# Problem
Write out all of the entries exactly as given.

-- Task data start --

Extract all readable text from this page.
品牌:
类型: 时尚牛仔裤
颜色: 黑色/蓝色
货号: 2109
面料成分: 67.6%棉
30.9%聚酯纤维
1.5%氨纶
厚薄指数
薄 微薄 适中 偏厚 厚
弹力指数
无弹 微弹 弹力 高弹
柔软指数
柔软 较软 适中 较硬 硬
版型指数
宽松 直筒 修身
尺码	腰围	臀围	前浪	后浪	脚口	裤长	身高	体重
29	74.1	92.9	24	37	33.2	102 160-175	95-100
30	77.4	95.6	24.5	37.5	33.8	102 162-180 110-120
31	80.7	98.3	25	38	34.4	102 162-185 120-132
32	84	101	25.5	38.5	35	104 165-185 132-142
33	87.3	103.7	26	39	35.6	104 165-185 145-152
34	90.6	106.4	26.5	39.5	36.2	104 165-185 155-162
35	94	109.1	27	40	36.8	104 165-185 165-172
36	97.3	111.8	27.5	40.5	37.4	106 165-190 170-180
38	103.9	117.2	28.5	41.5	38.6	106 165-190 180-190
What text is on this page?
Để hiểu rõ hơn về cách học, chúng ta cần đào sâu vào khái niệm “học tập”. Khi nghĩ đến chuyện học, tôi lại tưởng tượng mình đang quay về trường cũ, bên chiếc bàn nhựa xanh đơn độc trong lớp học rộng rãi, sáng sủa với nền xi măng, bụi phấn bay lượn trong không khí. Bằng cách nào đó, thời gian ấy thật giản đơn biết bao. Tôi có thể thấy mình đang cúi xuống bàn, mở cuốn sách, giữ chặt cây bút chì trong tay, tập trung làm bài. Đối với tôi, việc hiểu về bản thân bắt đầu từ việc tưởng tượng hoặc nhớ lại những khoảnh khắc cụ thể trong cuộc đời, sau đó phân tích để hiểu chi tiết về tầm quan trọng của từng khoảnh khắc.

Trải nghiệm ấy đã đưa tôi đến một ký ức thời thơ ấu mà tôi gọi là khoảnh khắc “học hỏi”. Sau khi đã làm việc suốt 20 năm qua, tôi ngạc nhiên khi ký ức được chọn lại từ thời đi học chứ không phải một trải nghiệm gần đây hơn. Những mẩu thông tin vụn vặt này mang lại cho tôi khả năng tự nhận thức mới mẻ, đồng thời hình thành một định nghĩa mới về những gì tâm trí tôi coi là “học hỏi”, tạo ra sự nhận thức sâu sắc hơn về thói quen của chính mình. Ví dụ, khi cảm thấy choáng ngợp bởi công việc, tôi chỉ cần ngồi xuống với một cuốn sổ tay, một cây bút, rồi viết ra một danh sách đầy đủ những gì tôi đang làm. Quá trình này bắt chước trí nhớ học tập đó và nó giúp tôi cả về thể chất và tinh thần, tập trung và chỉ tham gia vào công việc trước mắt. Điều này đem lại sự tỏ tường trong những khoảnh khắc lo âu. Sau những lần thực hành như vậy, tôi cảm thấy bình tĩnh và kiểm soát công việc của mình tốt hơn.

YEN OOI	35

-- Task data end --

# Result for this task
Extract all readable text from this page.
品牌:
类型: 时尚牛仔裤
颜色: 黑色/蓝色
货号: 2109
面料成分: 67.6%棉
30.9%聚酯纤维
1.5%氨纶
厚薄指数
薄 微薄 适中 偏厚 厚
弹力指数
无弹 微弹 弹力 高弹
柔软指数
柔软 较软 适中 较硬 硬
版型指数
宽松 直筒 修身
尺码	腰围	臀围	前浪	后浪	脚口	裤长	身高	体重
29	74.1	92.9	24	37	33.2	102 160-175	95-100
30	77.4	95.6	24.5	37.5	33.8	102 162-180 110-120
31	80.7	98.3	25	38	34.4	102 162-185 120-132
32	84	101	25.5	38.5	35	104 165-185 132-142
33	87.3	103.7	26	39	35.6	104 165-185 145-152
34	90.6	106.4	26.5	39.5	36.2	104 165-185 155-162
35	94	109.1	27	40	36.8	104 165-185 165-172
36	97.3	111.8	27.5	40.5	37.4	106 165-190 170-180
38	103.9	117.2	28.5	41.5	38.6	106 165-190 180-190
What text is on this page?
Để hiểu rõ hơn về cách học, chúng ta cần đào sâu vào khái niệm “học tập”. Khi nghĩ đến chuyện học, tôi lại tưởng tượng mình đang quay về trường cũ, bên chiếc bàn nhựa xanh đơn độc trong lớp học rộng rãi, sáng sủa với nền xi măng, bụi phấn bay lượn trong không khí. Bằng cách nào đó, thời gian ấy thật giản đơn biết bao. Tôi có thể thấy mình đang cúi xuống bàn, mở cuốn sách, giữ chặt cây bút chì trong tay, tập trung làm bài. Đối với tôi, việc hiểu về bản thân bắt đầu từ việc tưởng tượng hoặc nhớ lại những khoảnh khắc cụ thể trong cuộc đời, sau đó phân tích để hiểu chi tiết về tầm quan trọng của từng khoảnh khắc.

Trải nghiệm ấy đã đưa tôi đến một ký ức thời thơ ấu mà tôi gọi là khoảnh khắc “học hỏi”. Sau khi đã làm việc suốt 20 năm qua, tôi ngạc nhiên khi ký ức được chọn lại từ thời đi học chứ không phải một trải nghiệm gần đây hơn. Những mẩu thông tin vụn vặt này mang lại cho tôi khả năng tự nhận thức mới mẻ, đồng thời hình thành một định nghĩa mới về những gì tâm trí tôi coi là “học hỏi”, tạo ra sự nhận thức sâu sắc hơn về thói quen của chính mình. Ví dụ, khi cảm thấy choáng ngợp bởi công việc, tôi chỉ cần ngồi xuống với một cuốn sổ tay, một cây bút, rồi viết ra một danh sách đầy đủ những gì tôi đang làm. Quá trình này bắt chước trí nhớ học tập đó và nó giúp tôi cả về thể chất và tinh thần, tập trung và chỉ tham gia vào công việc trước mắt. Điều này đem lại sự tỏ tường trong những khoảnh khắc lo âu. Sau những lần thực hành như vậy, tôi cảm thấy bình tĩnh và kiểm soát công việc của mình tốt hơn.

YEN OOI	35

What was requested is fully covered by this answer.